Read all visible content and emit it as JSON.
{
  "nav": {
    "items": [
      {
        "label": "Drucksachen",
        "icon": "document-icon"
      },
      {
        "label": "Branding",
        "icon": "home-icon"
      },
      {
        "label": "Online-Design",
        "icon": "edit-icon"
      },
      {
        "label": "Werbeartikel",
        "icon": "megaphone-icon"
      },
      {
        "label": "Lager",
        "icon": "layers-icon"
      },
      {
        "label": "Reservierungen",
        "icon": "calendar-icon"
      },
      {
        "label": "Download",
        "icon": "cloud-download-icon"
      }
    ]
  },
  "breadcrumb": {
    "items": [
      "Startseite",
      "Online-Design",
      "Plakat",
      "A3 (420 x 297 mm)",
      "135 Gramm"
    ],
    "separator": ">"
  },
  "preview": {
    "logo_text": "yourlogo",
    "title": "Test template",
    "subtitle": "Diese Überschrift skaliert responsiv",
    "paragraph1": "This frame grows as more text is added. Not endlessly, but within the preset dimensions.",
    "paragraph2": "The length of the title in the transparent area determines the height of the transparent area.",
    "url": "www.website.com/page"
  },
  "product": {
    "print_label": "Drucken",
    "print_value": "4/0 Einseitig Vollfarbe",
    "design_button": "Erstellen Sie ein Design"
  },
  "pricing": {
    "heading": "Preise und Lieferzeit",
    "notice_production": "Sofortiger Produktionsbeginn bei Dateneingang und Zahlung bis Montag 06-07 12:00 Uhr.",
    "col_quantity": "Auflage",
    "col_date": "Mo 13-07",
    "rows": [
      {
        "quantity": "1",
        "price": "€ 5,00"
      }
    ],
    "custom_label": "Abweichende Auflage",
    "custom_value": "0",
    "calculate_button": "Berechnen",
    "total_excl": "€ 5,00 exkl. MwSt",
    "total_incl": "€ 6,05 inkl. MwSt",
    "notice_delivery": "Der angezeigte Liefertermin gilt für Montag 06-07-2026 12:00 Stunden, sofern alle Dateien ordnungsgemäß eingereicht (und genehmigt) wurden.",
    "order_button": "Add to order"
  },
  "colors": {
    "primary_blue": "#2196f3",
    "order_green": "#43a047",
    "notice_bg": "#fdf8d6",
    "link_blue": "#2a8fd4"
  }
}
= = = = = = =
# Task details
Go through the listing above and pull out each line containing the word "Montag".

# Answer to the task
    "notice_production": "Sofortiger Produktionsbeginn bei Dateneingang und Zahlung bis Montag 06-07 12:00 Uhr.",
    "notice_delivery": "Der angezeigte Liefertermin gilt für Montag 06-07-2026 12:00 Stunden, sofern alle Dateien ordnungsgemäß eingereicht (und genehmigt) wurden.",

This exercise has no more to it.